--- Given request ---
Find every line of the listing below where "wards" appears, and copy it.

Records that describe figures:
'''

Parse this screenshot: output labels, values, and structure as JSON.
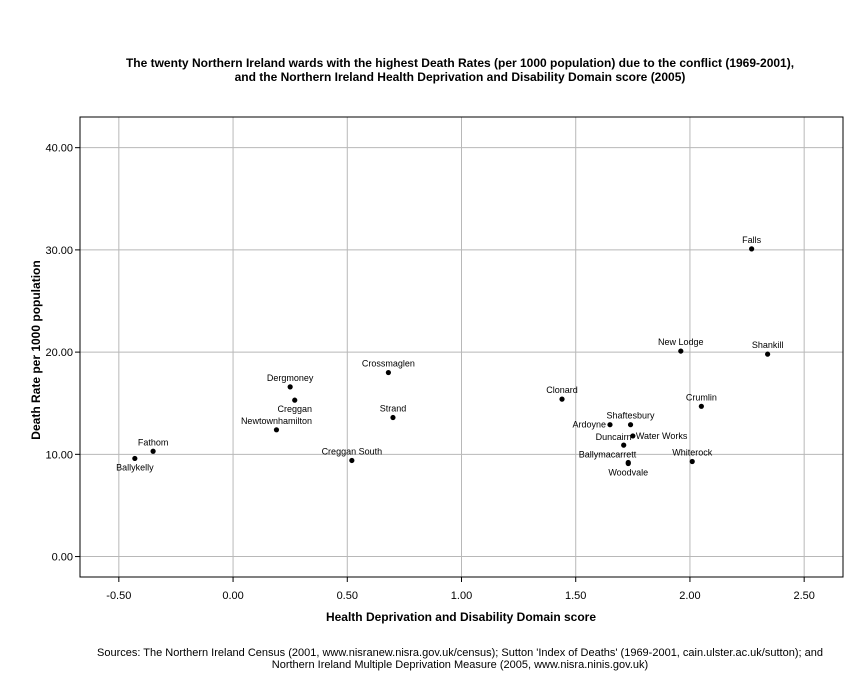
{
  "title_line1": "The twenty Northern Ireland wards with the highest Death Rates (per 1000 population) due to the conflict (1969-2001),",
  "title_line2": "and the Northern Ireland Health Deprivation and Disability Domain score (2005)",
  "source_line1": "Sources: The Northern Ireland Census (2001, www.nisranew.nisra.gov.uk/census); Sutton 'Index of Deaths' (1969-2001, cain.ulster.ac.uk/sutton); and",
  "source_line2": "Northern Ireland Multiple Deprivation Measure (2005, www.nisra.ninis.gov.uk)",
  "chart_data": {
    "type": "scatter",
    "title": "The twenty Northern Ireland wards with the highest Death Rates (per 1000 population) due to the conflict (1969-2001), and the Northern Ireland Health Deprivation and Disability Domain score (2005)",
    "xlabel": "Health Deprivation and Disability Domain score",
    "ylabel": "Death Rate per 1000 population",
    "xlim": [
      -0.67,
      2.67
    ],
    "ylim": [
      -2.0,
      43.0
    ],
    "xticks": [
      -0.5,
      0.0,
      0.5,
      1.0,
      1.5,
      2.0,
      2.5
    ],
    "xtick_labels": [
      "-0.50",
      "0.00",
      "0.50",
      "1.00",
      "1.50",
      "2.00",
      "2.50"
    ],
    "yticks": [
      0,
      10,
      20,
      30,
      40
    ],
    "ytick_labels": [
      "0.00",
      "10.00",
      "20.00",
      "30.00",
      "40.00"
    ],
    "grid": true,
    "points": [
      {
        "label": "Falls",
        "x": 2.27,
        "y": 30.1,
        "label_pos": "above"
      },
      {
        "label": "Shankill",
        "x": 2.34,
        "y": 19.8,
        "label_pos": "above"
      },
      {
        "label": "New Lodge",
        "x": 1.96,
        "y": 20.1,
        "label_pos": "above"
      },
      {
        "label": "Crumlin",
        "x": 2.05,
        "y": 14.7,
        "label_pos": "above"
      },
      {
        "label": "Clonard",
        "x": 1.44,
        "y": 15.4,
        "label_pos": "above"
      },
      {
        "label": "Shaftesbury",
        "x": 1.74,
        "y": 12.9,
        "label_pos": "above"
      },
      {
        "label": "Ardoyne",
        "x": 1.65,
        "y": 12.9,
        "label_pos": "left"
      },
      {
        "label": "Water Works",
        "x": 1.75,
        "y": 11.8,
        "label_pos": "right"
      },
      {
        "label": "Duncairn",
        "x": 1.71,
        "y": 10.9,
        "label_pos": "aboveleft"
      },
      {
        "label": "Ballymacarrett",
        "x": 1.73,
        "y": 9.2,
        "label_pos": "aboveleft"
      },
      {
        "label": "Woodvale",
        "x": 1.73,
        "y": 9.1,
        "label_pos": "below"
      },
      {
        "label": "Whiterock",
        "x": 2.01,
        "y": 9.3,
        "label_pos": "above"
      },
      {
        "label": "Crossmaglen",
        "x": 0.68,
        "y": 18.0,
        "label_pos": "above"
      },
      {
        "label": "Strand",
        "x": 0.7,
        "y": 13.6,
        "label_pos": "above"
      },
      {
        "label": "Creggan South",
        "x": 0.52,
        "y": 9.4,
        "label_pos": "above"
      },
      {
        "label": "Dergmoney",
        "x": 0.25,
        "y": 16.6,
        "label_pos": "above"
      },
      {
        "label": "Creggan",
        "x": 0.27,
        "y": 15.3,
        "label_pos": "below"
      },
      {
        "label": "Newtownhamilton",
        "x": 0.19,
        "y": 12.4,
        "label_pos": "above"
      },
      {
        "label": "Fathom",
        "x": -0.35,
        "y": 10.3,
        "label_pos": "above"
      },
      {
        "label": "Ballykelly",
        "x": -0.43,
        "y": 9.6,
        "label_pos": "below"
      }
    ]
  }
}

'''
'''

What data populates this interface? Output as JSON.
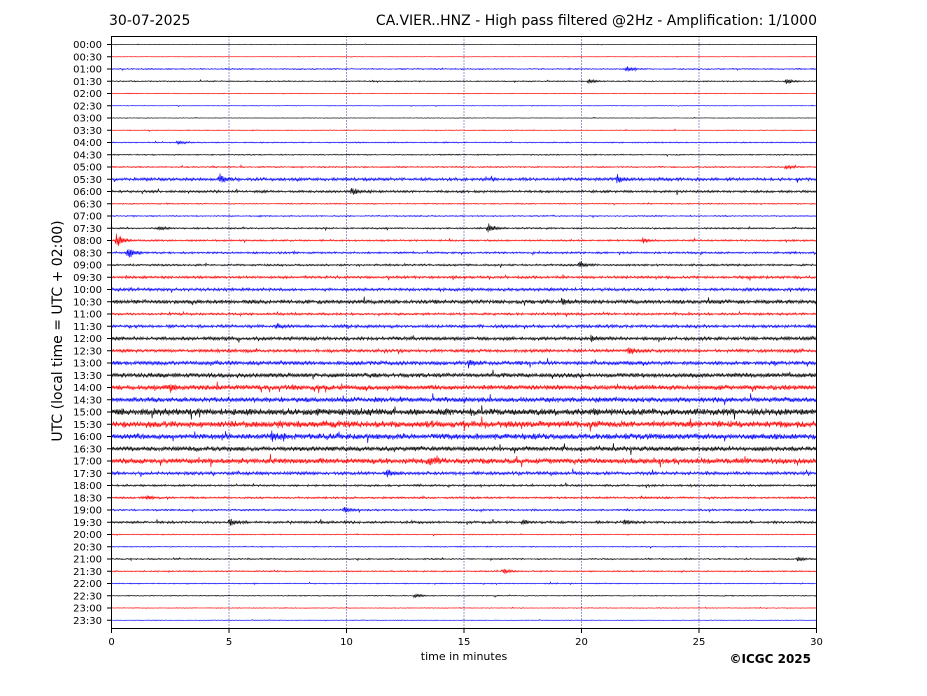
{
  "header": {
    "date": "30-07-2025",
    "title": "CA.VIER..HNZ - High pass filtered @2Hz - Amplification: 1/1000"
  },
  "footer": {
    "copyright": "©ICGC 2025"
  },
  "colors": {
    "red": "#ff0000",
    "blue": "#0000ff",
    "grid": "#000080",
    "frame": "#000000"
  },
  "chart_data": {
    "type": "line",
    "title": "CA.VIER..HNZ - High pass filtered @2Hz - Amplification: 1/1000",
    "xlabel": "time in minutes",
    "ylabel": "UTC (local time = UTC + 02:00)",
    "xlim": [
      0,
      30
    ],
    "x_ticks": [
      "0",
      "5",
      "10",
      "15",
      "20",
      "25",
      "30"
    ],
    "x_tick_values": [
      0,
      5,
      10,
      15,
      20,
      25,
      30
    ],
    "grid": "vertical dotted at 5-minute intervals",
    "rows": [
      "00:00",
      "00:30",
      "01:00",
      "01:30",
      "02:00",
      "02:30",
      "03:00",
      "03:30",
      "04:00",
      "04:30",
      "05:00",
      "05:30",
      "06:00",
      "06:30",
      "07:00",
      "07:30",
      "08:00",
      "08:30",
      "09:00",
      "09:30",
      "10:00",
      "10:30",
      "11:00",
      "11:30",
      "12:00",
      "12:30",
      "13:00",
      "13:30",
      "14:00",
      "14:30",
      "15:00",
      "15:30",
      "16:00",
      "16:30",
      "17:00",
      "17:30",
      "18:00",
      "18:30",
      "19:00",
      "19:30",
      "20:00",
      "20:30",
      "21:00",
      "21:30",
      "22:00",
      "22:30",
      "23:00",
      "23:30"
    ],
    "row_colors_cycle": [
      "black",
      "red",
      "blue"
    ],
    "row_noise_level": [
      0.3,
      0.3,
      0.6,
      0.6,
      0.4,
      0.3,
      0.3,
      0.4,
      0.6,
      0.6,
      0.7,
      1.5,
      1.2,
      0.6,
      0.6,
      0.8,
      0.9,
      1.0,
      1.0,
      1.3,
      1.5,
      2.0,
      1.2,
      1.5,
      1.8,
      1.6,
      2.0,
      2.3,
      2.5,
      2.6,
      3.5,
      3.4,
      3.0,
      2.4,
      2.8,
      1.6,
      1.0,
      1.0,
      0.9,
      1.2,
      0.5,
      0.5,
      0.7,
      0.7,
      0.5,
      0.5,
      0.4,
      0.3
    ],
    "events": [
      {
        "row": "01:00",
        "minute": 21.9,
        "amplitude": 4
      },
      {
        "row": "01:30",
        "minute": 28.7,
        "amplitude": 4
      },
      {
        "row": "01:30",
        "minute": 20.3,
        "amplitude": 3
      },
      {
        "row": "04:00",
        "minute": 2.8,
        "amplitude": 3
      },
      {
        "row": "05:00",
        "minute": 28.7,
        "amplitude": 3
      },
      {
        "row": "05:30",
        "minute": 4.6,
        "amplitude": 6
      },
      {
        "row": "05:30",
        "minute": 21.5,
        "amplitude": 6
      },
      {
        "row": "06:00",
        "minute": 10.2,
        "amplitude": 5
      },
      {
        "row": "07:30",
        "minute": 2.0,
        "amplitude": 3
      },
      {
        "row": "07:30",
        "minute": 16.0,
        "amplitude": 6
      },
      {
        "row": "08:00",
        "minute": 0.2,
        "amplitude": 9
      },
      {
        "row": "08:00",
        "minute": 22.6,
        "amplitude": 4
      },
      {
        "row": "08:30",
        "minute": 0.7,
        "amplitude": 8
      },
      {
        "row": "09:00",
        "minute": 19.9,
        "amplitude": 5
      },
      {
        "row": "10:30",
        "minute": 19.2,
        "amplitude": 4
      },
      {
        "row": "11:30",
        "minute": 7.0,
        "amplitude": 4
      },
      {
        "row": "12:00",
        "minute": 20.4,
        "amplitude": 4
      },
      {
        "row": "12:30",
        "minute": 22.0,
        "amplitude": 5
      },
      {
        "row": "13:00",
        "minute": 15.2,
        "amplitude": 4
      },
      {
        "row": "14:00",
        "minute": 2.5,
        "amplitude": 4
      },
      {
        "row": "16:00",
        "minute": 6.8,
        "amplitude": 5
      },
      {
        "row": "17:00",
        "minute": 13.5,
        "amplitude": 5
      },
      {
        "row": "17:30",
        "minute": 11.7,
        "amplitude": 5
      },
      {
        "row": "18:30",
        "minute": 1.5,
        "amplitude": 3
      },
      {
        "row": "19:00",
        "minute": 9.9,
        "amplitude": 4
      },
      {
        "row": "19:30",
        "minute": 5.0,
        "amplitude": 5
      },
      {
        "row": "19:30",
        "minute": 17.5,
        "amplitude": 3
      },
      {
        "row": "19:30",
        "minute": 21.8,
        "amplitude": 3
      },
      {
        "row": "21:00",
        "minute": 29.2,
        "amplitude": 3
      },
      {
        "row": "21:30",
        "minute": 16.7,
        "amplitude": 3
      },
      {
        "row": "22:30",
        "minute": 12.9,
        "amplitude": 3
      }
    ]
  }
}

'''

--- Task result ---
  "title_line1": "The twenty Northern Ireland wards with the highest Death Rates (per 1000 population) due to the conflict (1969-2001),",
    "title": "The twenty Northern Ireland wards with the highest Death Rates (per 1000 population) due to the conflict (1969-2001), and the Northern Ireland Health Deprivation and Disability Domain score (2005)",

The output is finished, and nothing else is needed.